Set down each entry from the block beneath, exactly as written.
--- start of Records ---
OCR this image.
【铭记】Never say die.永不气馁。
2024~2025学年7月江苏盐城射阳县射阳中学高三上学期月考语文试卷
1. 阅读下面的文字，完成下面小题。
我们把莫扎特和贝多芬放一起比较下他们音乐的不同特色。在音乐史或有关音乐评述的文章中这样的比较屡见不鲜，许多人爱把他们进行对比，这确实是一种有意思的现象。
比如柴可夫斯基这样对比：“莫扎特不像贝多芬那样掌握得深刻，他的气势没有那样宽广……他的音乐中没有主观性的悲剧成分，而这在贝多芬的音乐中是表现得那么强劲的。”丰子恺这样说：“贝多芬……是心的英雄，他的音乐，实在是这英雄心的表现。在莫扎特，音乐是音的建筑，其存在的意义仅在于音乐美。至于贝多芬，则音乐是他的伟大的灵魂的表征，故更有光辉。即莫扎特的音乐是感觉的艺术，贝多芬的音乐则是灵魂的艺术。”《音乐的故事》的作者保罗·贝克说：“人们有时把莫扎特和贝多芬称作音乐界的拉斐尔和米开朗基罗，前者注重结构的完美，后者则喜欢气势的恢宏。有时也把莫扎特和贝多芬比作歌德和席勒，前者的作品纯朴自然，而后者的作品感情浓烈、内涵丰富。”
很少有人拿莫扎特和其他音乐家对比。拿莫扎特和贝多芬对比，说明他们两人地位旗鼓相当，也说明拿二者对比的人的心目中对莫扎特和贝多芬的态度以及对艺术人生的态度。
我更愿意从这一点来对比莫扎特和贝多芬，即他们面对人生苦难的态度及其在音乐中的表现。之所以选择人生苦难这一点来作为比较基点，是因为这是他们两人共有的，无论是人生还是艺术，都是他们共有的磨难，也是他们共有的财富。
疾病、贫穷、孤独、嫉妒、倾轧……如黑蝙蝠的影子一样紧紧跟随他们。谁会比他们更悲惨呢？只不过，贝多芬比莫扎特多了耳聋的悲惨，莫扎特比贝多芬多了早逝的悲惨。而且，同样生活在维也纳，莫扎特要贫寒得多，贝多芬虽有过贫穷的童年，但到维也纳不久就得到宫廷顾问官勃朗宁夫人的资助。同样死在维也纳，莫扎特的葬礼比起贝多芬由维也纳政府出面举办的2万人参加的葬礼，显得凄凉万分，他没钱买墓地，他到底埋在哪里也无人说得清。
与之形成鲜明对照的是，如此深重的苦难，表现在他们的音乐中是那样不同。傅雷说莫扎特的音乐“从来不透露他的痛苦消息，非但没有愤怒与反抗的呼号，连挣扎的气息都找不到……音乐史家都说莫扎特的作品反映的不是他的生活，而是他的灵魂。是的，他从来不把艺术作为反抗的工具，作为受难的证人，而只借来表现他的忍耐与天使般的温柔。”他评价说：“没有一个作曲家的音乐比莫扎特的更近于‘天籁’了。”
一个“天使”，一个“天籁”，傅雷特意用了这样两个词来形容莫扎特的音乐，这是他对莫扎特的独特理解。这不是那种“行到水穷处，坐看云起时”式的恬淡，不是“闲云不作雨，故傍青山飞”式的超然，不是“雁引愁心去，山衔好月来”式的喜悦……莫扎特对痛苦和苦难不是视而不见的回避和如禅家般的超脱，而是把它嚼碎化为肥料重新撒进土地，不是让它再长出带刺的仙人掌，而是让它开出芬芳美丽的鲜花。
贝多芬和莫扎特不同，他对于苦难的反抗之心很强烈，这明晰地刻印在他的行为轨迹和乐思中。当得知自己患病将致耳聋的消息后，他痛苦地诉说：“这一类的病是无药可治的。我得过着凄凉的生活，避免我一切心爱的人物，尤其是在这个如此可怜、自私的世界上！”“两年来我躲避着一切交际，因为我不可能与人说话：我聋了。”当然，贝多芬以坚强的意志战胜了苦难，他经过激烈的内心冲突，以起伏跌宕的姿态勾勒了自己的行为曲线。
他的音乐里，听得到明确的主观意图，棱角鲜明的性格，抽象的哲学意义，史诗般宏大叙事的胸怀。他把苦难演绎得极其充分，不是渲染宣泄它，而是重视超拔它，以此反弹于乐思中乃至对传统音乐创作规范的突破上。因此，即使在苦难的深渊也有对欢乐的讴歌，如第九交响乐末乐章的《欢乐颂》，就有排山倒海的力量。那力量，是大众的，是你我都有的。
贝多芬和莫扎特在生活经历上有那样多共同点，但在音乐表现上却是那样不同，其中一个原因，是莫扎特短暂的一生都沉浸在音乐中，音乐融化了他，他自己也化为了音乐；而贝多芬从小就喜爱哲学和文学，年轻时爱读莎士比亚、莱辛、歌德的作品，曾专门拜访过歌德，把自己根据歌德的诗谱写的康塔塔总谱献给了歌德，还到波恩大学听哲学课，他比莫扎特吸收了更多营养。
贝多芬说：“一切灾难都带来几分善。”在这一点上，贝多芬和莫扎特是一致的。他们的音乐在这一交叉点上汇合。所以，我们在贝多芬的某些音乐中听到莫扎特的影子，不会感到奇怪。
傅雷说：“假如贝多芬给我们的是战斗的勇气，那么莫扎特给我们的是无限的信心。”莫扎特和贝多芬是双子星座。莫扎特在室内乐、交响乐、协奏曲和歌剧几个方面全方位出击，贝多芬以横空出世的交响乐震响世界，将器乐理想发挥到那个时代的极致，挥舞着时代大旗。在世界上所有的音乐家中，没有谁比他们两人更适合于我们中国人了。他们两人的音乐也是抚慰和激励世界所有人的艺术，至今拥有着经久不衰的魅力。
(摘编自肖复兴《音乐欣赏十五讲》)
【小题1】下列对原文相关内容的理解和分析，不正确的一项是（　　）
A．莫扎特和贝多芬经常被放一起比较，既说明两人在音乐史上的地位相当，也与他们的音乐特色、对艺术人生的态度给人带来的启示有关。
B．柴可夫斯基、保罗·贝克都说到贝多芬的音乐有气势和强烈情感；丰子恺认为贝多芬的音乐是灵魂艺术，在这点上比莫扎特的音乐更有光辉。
--- end of Records ---
• **Completed task**
OCR this image.
【铭记】Never say die.永不气馁。
2024~2025学年7月江苏盐城射阳县射阳中学高三上学期月考语文试卷
1. 阅读下面的文字，完成下面小题。
我们把莫扎特和贝多芬放一起比较下他们音乐的不同特色。在音乐史或有关音乐评述的文章中这样的比较屡见不鲜，许多人爱把他们进行对比，这确实是一种有意思的现象。
比如柴可夫斯基这样对比：“莫扎特不像贝多芬那样掌握得深刻，他的气势没有那样宽广……他的音乐中没有主观性的悲剧成分，而这在贝多芬的音乐中是表现得那么强劲的。”丰子恺这样说：“贝多芬……是心的英雄，他的音乐，实在是这英雄心的表现。在莫扎特，音乐是音的建筑，其存在的意义仅在于音乐美。至于贝多芬，则音乐是他的伟大的灵魂的表征，故更有光辉。即莫扎特的音乐是感觉的艺术，贝多芬的音乐则是灵魂的艺术。”《音乐的故事》的作者保罗·贝克说：“人们有时把莫扎特和贝多芬称作音乐界的拉斐尔和米开朗基罗，前者注重结构的完美，后者则喜欢气势的恢宏。有时也把莫扎特和贝多芬比作歌德和席勒，前者的作品纯朴自然，而后者的作品感情浓烈、内涵丰富。”
很少有人拿莫扎特和其他音乐家对比。拿莫扎特和贝多芬对比，说明他们两人地位旗鼓相当，也说明拿二者对比的人的心目中对莫扎特和贝多芬的态度以及对艺术人生的态度。
我更愿意从这一点来对比莫扎特和贝多芬，即他们面对人生苦难的态度及其在音乐中的表现。之所以选择人生苦难这一点来作为比较基点，是因为这是他们两人共有的，无论是人生还是艺术，都是他们共有的磨难，也是他们共有的财富。
疾病、贫穷、孤独、嫉妒、倾轧……如黑蝙蝠的影子一样紧紧跟随他们。谁会比他们更悲惨呢？只不过，贝多芬比莫扎特多了耳聋的悲惨，莫扎特比贝多芬多了早逝的悲惨。而且，同样生活在维也纳，莫扎特要贫寒得多，贝多芬虽有过贫穷的童年，但到维也纳不久就得到宫廷顾问官勃朗宁夫人的资助。同样死在维也纳，莫扎特的葬礼比起贝多芬由维也纳政府出面举办的2万人参加的葬礼，显得凄凉万分，他没钱买墓地，他到底埋在哪里也无人说得清。
与之形成鲜明对照的是，如此深重的苦难，表现在他们的音乐中是那样不同。傅雷说莫扎特的音乐“从来不透露他的痛苦消息，非但没有愤怒与反抗的呼号，连挣扎的气息都找不到……音乐史家都说莫扎特的作品反映的不是他的生活，而是他的灵魂。是的，他从来不把艺术作为反抗的工具，作为受难的证人，而只借来表现他的忍耐与天使般的温柔。”他评价说：“没有一个作曲家的音乐比莫扎特的更近于‘天籁’了。”
一个“天使”，一个“天籁”，傅雷特意用了这样两个词来形容莫扎特的音乐，这是他对莫扎特的独特理解。这不是那种“行到水穷处，坐看云起时”式的恬淡，不是“闲云不作雨，故傍青山飞”式的超然，不是“雁引愁心去，山衔好月来”式的喜悦……莫扎特对痛苦和苦难不是视而不见的回避和如禅家般的超脱，而是把它嚼碎化为肥料重新撒进土地，不是让它再长出带刺的仙人掌，而是让它开出芬芳美丽的鲜花。
贝多芬和莫扎特不同，他对于苦难的反抗之心很强烈，这明晰地刻印在他的行为轨迹和乐思中。当得知自己患病将致耳聋的消息后，他痛苦地诉说：“这一类的病是无药可治的。我得过着凄凉的生活，避免我一切心爱的人物，尤其是在这个如此可怜、自私的世界上！”“两年来我躲避着一切交际，因为我不可能与人说话：我聋了。”当然，贝多芬以坚强的意志战胜了苦难，他经过激烈的内心冲突，以起伏跌宕的姿态勾勒了自己的行为曲线。
他的音乐里，听得到明确的主观意图，棱角鲜明的性格，抽象的哲学意义，史诗般宏大叙事的胸怀。他把苦难演绎得极其充分，不是渲染宣泄它，而是重视超拔它，以此反弹于乐思中乃至对传统音乐创作规范的突破上。因此，即使在苦难的深渊也有对欢乐的讴歌，如第九交响乐末乐章的《欢乐颂》，就有排山倒海的力量。那力量，是大众的，是你我都有的。
贝多芬和莫扎特在生活经历上有那样多共同点，但在音乐表现上却是那样不同，其中一个原因，是莫扎特短暂的一生都沉浸在音乐中，音乐融化了他，他自己也化为了音乐；而贝多芬从小就喜爱哲学和文学，年轻时爱读莎士比亚、莱辛、歌德的作品，曾专门拜访过歌德，把自己根据歌德的诗谱写的康塔塔总谱献给了歌德，还到波恩大学听哲学课，他比莫扎特吸收了更多营养。
贝多芬说：“一切灾难都带来几分善。”在这一点上，贝多芬和莫扎特是一致的。他们的音乐在这一交叉点上汇合。所以，我们在贝多芬的某些音乐中听到莫扎特的影子，不会感到奇怪。
傅雷说：“假如贝多芬给我们的是战斗的勇气，那么莫扎特给我们的是无限的信心。”莫扎特和贝多芬是双子星座。莫扎特在室内乐、交响乐、协奏曲和歌剧几个方面全方位出击，贝多芬以横空出世的交响乐震响世界，将器乐理想发挥到那个时代的极致，挥舞着时代大旗。在世界上所有的音乐家中，没有谁比他们两人更适合于我们中国人了。他们两人的音乐也是抚慰和激励世界所有人的艺术，至今拥有着经久不衰的魅力。
(摘编自肖复兴《音乐欣赏十五讲》)
【小题1】下列对原文相关内容的理解和分析，不正确的一项是（　　）
A．莫扎特和贝多芬经常被放一起比较，既说明两人在音乐史上的地位相当，也与他们的音乐特色、对艺术人生的态度给人带来的启示有关。
B．柴可夫斯基、保罗·贝克都说到贝多芬的音乐有气势和强烈情感；丰子恺认为贝多芬的音乐是灵魂艺术，在这点上比莫扎特的音乐更有光辉。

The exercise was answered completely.